>>

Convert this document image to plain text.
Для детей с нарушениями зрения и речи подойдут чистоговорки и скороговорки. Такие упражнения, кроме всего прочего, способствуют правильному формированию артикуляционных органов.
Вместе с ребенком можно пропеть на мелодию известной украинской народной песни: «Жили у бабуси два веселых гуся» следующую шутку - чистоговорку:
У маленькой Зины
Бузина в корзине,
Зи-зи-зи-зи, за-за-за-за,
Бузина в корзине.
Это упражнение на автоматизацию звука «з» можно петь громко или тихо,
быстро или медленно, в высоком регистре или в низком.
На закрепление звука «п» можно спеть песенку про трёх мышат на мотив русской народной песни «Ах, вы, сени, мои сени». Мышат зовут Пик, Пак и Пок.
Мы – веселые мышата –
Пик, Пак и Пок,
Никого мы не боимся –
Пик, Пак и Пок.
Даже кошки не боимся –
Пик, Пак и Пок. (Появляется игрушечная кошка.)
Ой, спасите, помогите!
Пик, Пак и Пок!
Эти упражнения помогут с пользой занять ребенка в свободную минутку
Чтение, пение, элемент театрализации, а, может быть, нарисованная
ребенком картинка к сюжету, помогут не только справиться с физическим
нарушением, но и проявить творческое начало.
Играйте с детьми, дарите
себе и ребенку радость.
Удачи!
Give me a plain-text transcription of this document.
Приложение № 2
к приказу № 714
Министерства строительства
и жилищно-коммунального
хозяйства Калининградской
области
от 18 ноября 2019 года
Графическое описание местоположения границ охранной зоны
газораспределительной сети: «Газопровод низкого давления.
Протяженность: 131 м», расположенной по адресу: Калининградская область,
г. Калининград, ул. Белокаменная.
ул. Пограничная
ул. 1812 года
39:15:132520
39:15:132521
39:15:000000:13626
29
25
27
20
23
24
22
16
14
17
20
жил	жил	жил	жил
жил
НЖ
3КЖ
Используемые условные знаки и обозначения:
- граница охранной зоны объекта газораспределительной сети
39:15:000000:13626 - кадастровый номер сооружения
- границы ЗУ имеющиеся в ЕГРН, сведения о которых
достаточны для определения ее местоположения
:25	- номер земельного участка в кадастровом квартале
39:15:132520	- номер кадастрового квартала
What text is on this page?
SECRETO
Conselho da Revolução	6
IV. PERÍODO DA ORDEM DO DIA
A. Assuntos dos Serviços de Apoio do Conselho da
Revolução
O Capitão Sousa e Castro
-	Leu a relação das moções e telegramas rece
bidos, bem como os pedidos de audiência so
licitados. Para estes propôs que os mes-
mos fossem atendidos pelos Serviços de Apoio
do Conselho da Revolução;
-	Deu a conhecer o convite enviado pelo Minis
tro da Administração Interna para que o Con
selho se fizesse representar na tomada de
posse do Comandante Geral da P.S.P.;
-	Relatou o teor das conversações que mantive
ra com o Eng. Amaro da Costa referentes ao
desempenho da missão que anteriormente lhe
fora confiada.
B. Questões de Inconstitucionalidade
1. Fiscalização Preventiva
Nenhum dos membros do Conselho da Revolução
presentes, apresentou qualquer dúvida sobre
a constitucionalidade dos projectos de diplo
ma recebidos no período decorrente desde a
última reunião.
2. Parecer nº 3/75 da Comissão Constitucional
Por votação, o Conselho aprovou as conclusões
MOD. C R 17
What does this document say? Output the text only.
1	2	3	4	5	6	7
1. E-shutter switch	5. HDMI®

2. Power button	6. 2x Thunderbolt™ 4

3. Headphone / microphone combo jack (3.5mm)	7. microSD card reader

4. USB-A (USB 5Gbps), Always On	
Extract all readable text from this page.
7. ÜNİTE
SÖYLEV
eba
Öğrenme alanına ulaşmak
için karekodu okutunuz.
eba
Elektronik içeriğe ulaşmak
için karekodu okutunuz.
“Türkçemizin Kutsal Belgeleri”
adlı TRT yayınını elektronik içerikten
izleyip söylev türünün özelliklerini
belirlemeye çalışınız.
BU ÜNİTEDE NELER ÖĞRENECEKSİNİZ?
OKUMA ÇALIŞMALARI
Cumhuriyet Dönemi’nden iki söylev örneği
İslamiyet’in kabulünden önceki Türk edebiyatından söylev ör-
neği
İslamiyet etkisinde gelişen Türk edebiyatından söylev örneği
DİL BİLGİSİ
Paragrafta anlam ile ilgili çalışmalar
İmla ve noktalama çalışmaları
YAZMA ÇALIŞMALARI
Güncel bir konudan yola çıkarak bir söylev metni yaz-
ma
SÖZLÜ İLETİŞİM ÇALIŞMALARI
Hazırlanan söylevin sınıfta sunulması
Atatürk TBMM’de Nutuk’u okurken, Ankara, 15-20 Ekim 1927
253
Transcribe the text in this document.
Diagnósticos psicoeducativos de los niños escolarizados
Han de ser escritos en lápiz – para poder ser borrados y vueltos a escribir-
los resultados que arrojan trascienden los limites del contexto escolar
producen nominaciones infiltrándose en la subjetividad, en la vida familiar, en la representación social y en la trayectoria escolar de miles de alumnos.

<<

Aim
Show the lines of the records that include the string "помогут".

Exercise answer
Эти упражнения помогут с пользой занять ребенка в свободную минутку
ребенком картинка к сюжету, помогут не только справиться с физическим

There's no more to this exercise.